[Recorded data]
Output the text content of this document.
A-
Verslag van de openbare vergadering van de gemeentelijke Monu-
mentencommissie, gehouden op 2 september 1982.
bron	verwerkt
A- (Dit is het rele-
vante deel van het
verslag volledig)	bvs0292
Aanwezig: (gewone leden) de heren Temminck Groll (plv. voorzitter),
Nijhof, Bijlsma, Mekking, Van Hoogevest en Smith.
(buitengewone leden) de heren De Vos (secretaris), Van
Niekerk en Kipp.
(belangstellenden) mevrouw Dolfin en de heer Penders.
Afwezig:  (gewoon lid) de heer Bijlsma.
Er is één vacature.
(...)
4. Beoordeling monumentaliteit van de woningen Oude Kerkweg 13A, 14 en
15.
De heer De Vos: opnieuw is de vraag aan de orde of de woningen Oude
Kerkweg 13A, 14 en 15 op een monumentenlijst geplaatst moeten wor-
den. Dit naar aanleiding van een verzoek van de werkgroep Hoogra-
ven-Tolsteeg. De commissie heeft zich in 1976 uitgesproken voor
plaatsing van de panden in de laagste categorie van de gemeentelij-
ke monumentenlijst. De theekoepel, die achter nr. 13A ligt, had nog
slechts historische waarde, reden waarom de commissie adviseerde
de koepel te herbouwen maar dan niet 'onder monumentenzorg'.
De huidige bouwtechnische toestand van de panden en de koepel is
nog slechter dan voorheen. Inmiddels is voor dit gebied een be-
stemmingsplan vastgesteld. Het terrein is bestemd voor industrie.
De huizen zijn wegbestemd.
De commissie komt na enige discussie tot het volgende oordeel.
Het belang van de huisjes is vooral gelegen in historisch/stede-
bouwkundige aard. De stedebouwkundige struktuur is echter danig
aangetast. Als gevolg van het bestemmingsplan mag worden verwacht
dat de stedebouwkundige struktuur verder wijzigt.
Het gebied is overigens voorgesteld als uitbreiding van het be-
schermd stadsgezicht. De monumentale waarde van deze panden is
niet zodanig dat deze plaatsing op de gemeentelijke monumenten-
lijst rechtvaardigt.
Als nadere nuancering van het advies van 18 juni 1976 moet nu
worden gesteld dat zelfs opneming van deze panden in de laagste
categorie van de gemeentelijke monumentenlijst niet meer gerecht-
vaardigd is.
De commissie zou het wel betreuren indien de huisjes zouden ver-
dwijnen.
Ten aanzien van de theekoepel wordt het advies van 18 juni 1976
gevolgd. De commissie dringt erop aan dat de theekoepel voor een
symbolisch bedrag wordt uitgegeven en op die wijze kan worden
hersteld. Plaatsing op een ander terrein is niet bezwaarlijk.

_Goal_:
Output the lines above verbatim and in full.

_Exercise response_:
Output the text content of this document.
A-
Verslag van de openbare vergadering van de gemeentelijke Monu-
mentencommissie, gehouden op 2 september 1982.
bron	verwerkt
A- (Dit is het rele-
vante deel van het
verslag volledig)	bvs0292
Aanwezig: (gewone leden) de heren Temminck Groll (plv. voorzitter),
Nijhof, Bijlsma, Mekking, Van Hoogevest en Smith.
(buitengewone leden) de heren De Vos (secretaris), Van
Niekerk en Kipp.
(belangstellenden) mevrouw Dolfin en de heer Penders.
Afwezig:  (gewoon lid) de heer Bijlsma.
Er is één vacature.
(...)
4. Beoordeling monumentaliteit van de woningen Oude Kerkweg 13A, 14 en
15.
De heer De Vos: opnieuw is de vraag aan de orde of de woningen Oude
Kerkweg 13A, 14 en 15 op een monumentenlijst geplaatst moeten wor-
den. Dit naar aanleiding van een verzoek van de werkgroep Hoogra-
ven-Tolsteeg. De commissie heeft zich in 1976 uitgesproken voor
plaatsing van de panden in de laagste categorie van de gemeentelij-
ke monumentenlijst. De theekoepel, die achter nr. 13A ligt, had nog
slechts historische waarde, reden waarom de commissie adviseerde
de koepel te herbouwen maar dan niet 'onder monumentenzorg'.
De huidige bouwtechnische toestand van de panden en de koepel is
nog slechter dan voorheen. Inmiddels is voor dit gebied een be-
stemmingsplan vastgesteld. Het terrein is bestemd voor industrie.
De huizen zijn wegbestemd.
De commissie komt na enige discussie tot het volgende oordeel.
Het belang van de huisjes is vooral gelegen in historisch/stede-
bouwkundige aard. De stedebouwkundige struktuur is echter danig
aangetast. Als gevolg van het bestemmingsplan mag worden verwacht
dat de stedebouwkundige struktuur verder wijzigt.
Het gebied is overigens voorgesteld als uitbreiding van het be-
schermd stadsgezicht. De monumentale waarde van deze panden is
niet zodanig dat deze plaatsing op de gemeentelijke monumenten-
lijst rechtvaardigt.
Als nadere nuancering van het advies van 18 juni 1976 moet nu
worden gesteld dat zelfs opneming van deze panden in de laagste
categorie van de gemeentelijke monumentenlijst niet meer gerecht-
vaardigd is.
De commissie zou het wel betreuren indien de huisjes zouden ver-
dwijnen.
Ten aanzien van de theekoepel wordt het advies van 18 juni 1976
gevolgd. De commissie dringt erop aan dat de theekoepel voor een
symbolisch bedrag wordt uitgegeven en op die wijze kan worden
hersteld. Plaatsing op een ander terrein is niet bezwaarlijk.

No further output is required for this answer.